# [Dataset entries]

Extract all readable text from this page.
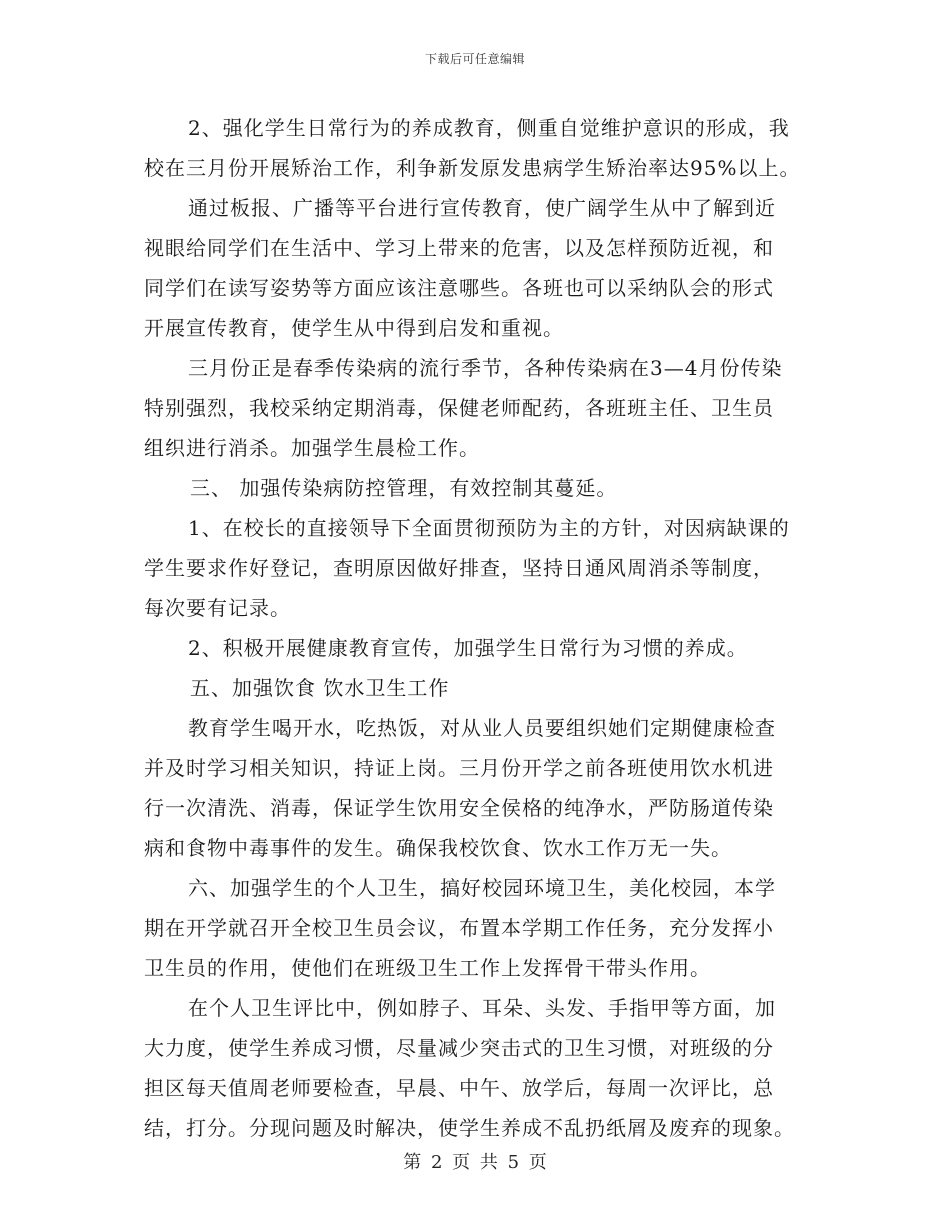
下载后可任意编辑
2、强化学生日常行为的养成教育，侧重自觉维护意识的形成，我
校在三月份开展矫治工作，利争新发原发患病学生矫治率达95%以上。
通过板报、广播等平台进行宣传教育，使广阔学生从中了解到近
视眼给同学们在生活中、学习上带来的危害，以及怎样预防近视，和
同学们在读写姿势等方面应该注意哪些。各班也可以采纳队会的形式
开展宣传教育，使学生从中得到启发和重视。
三月份正是春季传染病的流行季节，各种传染病在3—4月份传染
特别强烈，我校采纳定期消毒，保健老师配药，各班班主任、卫生员
组织进行消杀。加强学生晨检工作。
三、 加强传染病防控管理，有效控制其蔓延。
1、在校长的直接领导下全面贯彻预防为主的方针，对因病缺课的
学生要求作好登记，查明原因做好排查，坚持日通风周消杀等制度，
每次要有记录。
2、积极开展健康教育宣传，加强学生日常行为习惯的养成。
五、加强饮食 饮水卫生工作
教育学生喝开水，吃热饭，对从业人员要组织她们定期健康检查
并及时学习相关知识，持证上岗。三月份开学之前各班使用饮水机进
行一次清洗、消毒，保证学生饮用安全侯格的纯净水，严防肠道传染
病和食物中毒事件的发生。确保我校饮食、饮水工作万无一失。
六、加强学生的个人卫生，搞好校园环境卫生，美化校园，本学
期在开学就召开全校卫生员会议，布置本学期工作任务，充分发挥小
卫生员的作用，使他们在班级卫生工作上发挥骨干带头作用。
在个人卫生评比中，例如脖子、耳朵、头发、手指甲等方面，加
大力度，使学生养成习惯，尽量减少突击式的卫生习惯，对班级的分
担区每天值周老师要检查，早晨、中午、放学后，每周一次评比，总
结，打分。分现问题及时解决，使学生养成不乱扔纸屑及废弃的现象。
第 2 页 共 5 页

# [The exercise]
Output the entries above exactly, without their pictures.

# [Exercise result]
Extract all readable text from this page.
下载后可任意编辑
2、强化学生日常行为的养成教育，侧重自觉维护意识的形成，我
校在三月份开展矫治工作，利争新发原发患病学生矫治率达95%以上。
通过板报、广播等平台进行宣传教育，使广阔学生从中了解到近
视眼给同学们在生活中、学习上带来的危害，以及怎样预防近视，和
同学们在读写姿势等方面应该注意哪些。各班也可以采纳队会的形式
开展宣传教育，使学生从中得到启发和重视。
三月份正是春季传染病的流行季节，各种传染病在3—4月份传染
特别强烈，我校采纳定期消毒，保健老师配药，各班班主任、卫生员
组织进行消杀。加强学生晨检工作。
三、 加强传染病防控管理，有效控制其蔓延。
1、在校长的直接领导下全面贯彻预防为主的方针，对因病缺课的
学生要求作好登记，查明原因做好排查，坚持日通风周消杀等制度，
每次要有记录。
2、积极开展健康教育宣传，加强学生日常行为习惯的养成。
五、加强饮食 饮水卫生工作
教育学生喝开水，吃热饭，对从业人员要组织她们定期健康检查
并及时学习相关知识，持证上岗。三月份开学之前各班使用饮水机进
行一次清洗、消毒，保证学生饮用安全侯格的纯净水，严防肠道传染
病和食物中毒事件的发生。确保我校饮食、饮水工作万无一失。
六、加强学生的个人卫生，搞好校园环境卫生，美化校园，本学
期在开学就召开全校卫生员会议，布置本学期工作任务，充分发挥小
卫生员的作用，使他们在班级卫生工作上发挥骨干带头作用。
在个人卫生评比中，例如脖子、耳朵、头发、手指甲等方面，加
大力度，使学生养成习惯，尽量减少突击式的卫生习惯，对班级的分
担区每天值周老师要检查，早晨、中午、放学后，每周一次评比，总
结，打分。分现问题及时解决，使学生养成不乱扔纸屑及废弃的现象。
第 2 页 共 5 页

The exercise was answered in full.